● Problem to work on: Take every line from the material that has the word "있습니다" in it.

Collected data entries
***

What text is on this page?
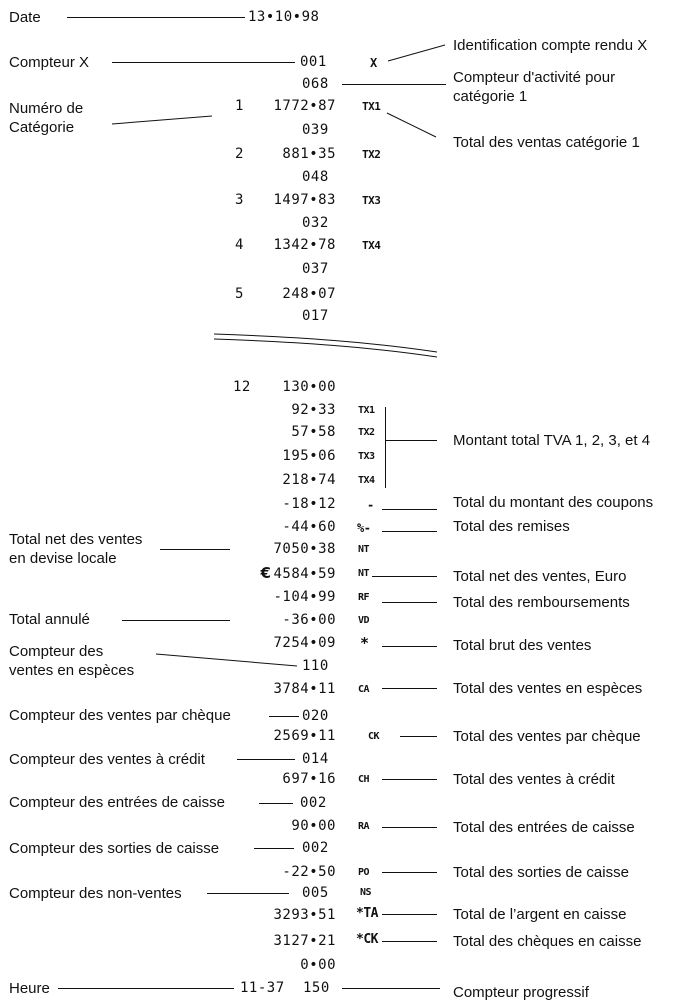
Date	13•10•98
Compteur X	001	X
Identification compte rendu X
068	Compteur d'activité pour
catégorie 1
Numéro de
Catégorie
Total des ventas catégorie 1
1	1772•87 TX1
039
2	881•35 TX2
048
3	1497•83 TX3
032
4	1342•78 TX4
037
5	248•07
017
12	130•00
92•33 TX1
57•58 TX2
195•06 TX3
218•74 TX4
Montant total TVA 1, 2, 3, et 4
-18•12	-	Total du montant des coupons
-44•60 %-	Total des remises
Total net des ventes
en devise locale
7050•38 NT
€ 4584•59 NT	Total net des ventes, Euro
-104•99 RF	Total des remboursements
Total annulé	-36•00 VD
7254•09 *	Total brut des ventes
Compteur des
ventes en espèces	110
3784•11 CA	Total des ventes en espèces
Compteur des ventes par chèque	020
2569•11	CK	Total des ventes par chèque
Compteur des ventes à crédit	014
697•16 CH	Total des ventes à crédit
Compteur des entrées de caisse	002
90•00 RA	Total des entrées de caisse
Compteur des sorties de caisse	002
-22•50 PO	Total des sorties de caisse
Compteur des non-ventes	005	NS
3293•51 *TA	Total de l’argent en caisse
3127•21 *CK	Total des chèques en caisse
0•00
Heure	11-37 150	Compteur progressif
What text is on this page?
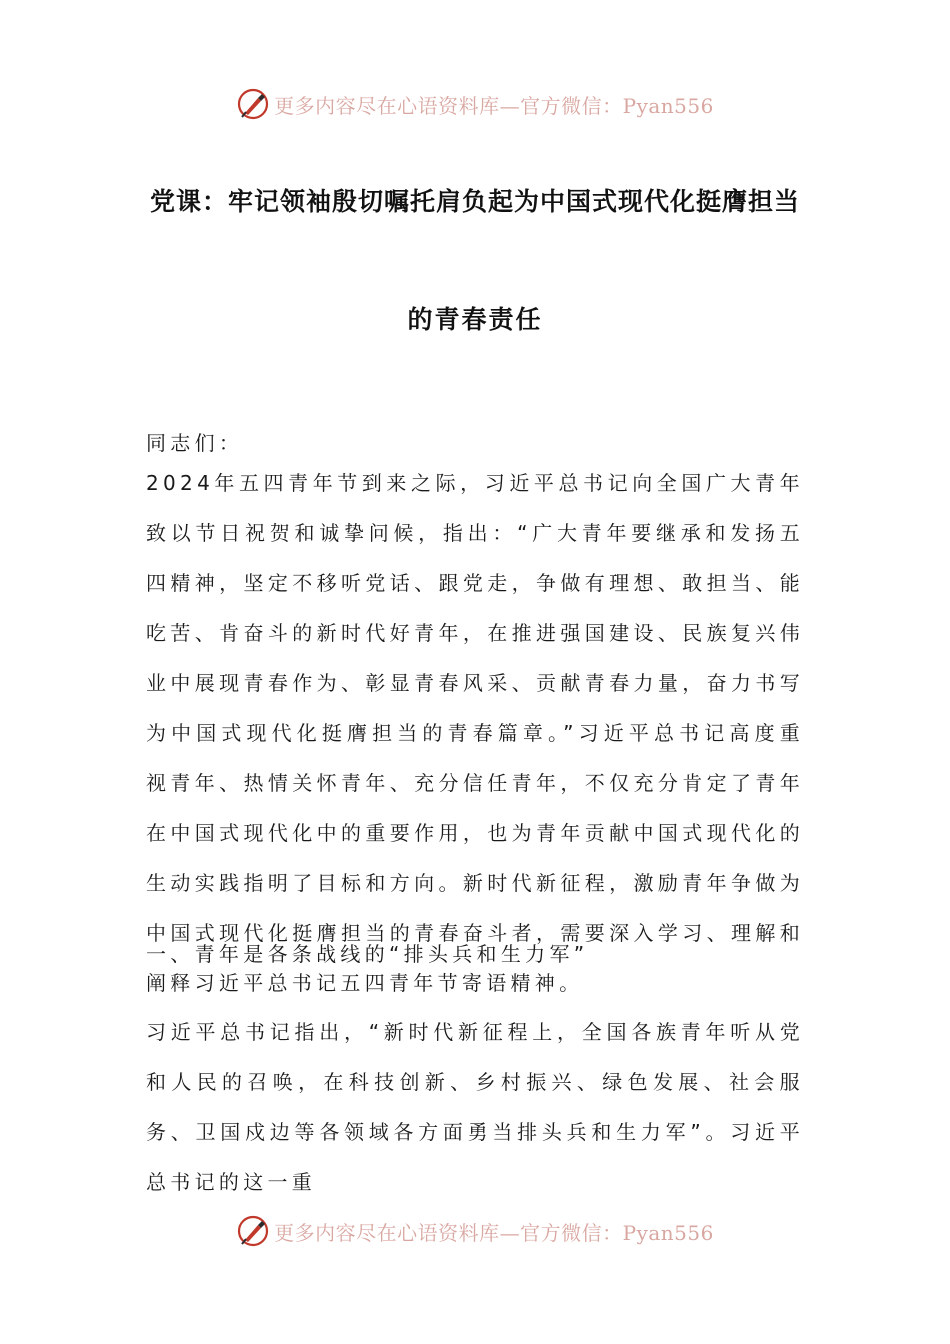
更多内容尽在心语资料库—官方微信：Pyan556
党课：牢记领袖殷切嘱托肩负起为中国式现代化挺膺担当
的青春责任

同志们：

2024年五四青年节到来之际，习近平总书记向全国广大青年致以节日祝贺和诚挚问候，指出：“广大青年要继承和发扬五四精神，坚定不移听党话、跟党走，争做有理想、敢担当、能吃苦、肯奋斗的新时代好青年，在推进强国建设、民族复兴伟业中展现青春作为、彰显青春风采、贡献青春力量，奋力书写为中国式现代化挺膺担当的青春篇章。”习近平总书记高度重视青年、热情关怀青年、充分信任青年，不仅充分肯定了青年在中国式现代化中的重要作用，也为青年贡献中国式现代化的生动实践指明了目标和方向。新时代新征程，激励青年争做为中国式现代化挺膺担当的青春奋斗者，需要深入学习、理解和阐释习近平总书记五四青年节寄语精神。

一、青年是各条战线的“排头兵和生力军”

习近平总书记指出，“新时代新征程上，全国各族青年听从党和人民的召唤，在科技创新、乡村振兴、绿色发展、社会服务、卫国戍边等各领域各方面勇当排头兵和生力军”。习近平总书记的这一重

更多内容尽在心语资料库—官方微信：Pyan556
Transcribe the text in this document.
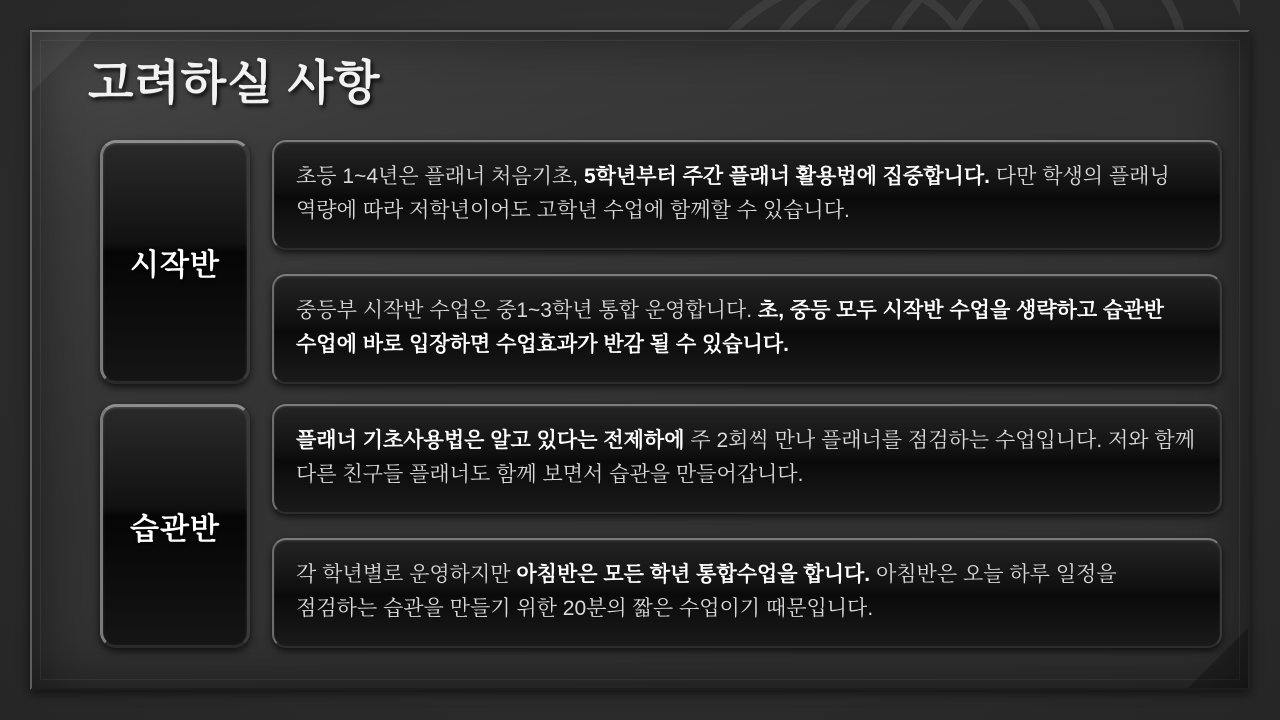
고려하실 사항
시작반

초등 1~4년은 플래너 처음기초, 5학년부터 주간 플래너 활용법에 집중합니다. 다만 학생의 플래닝 역량에 따라 저학년이어도 고학년 수업에 함께할 수 있습니다.

중등부 시작반 수업은 중1~3학년 통합 운영합니다. 초, 중등 모두 시작반 수업을 생략하고 습관반 수업에 바로 입장하면 수업효과가 반감 될 수 있습니다.

습관반

플래너 기초사용법은 알고 있다는 전제하에 주 2회씩 만나 플래너를 점검하는 수업입니다. 저와 함께 다른 친구들 플래너도 함께 보면서 습관을 만들어갑니다.

각 학년별로 운영하지만 아침반은 모든 학년 통합수업을 합니다. 아침반은 오늘 하루 일정을 점검하는 습관을 만들기 위한 20분의 짧은 수업이기 때문입니다.
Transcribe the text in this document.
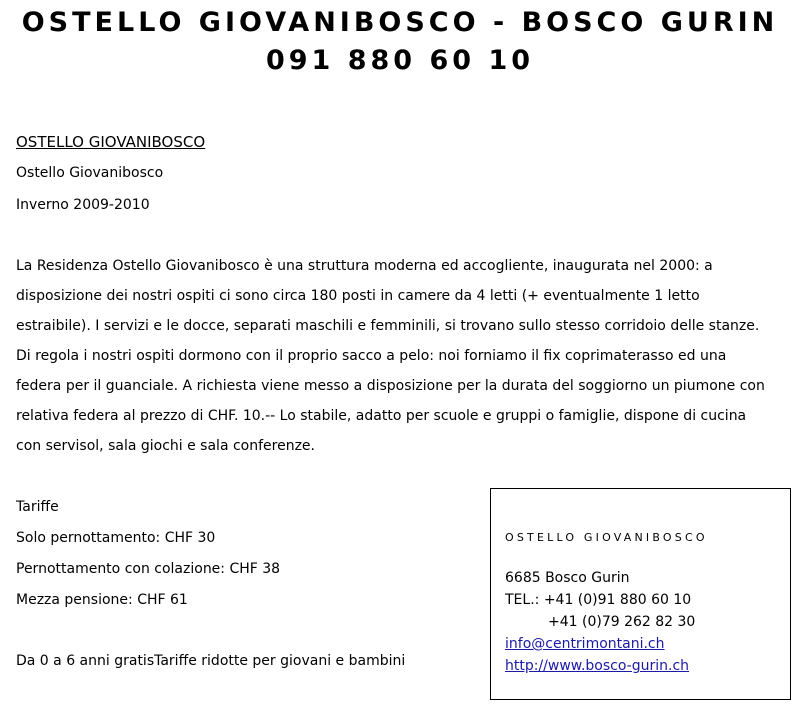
OSTELLO GIOVANIBOSCO - BOSCO GURIN
091 880 60 10
OSTELLO GIOVANIBOSCO
Ostello Giovanibosco
Inverno 2009-2010
La Residenza Ostello Giovanibosco è una struttura moderna ed accogliente, inaugurata nel 2000: a
disposizione dei nostri ospiti ci sono circa 180 posti in camere da 4 letti (+ eventualmente 1 letto
estraibile). I servizi e le docce, separati maschili e femminili, si trovano sullo stesso corridoio delle stanze.
Di regola i nostri ospiti dormono con il proprio sacco a pelo: noi forniamo il fix coprimaterasso ed una
federa per il guanciale. A richiesta viene messo a disposizione per la durata del soggiorno un piumone con
relativa federa al prezzo di CHF. 10.-- Lo stabile, adatto per scuole e gruppi o famiglie, dispone di cucina
con servisol, sala giochi e sala conferenze.
Tariffe
Solo pernottamento: CHF 30
Pernottamento con colazione: CHF 38
Mezza pensione: CHF 61
Da 0 a 6 anni gratisTariffe ridotte per giovani e bambini
OSTELLO GIOVANIBOSCO
6685 Bosco Gurin
TEL.: +41 (0)91 880 60 10
+41 (0)79 262 82 30
info@centrimontani.ch
http://www.bosco-gurin.ch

***

● Solution to the problem:
초등 1~4년은 플래너 처음기초, 5학년부터 주간 플래너 활용법에 집중합니다. 다만 학생의 플래닝 역량에 따라 저학년이어도 고학년 수업에 함께할 수 있습니다.
중등부 시작반 수업은 중1~3학년 통합 운영합니다. 초, 중등 모두 시작반 수업을 생략하고 습관반 수업에 바로 입장하면 수업효과가 반감 될 수 있습니다.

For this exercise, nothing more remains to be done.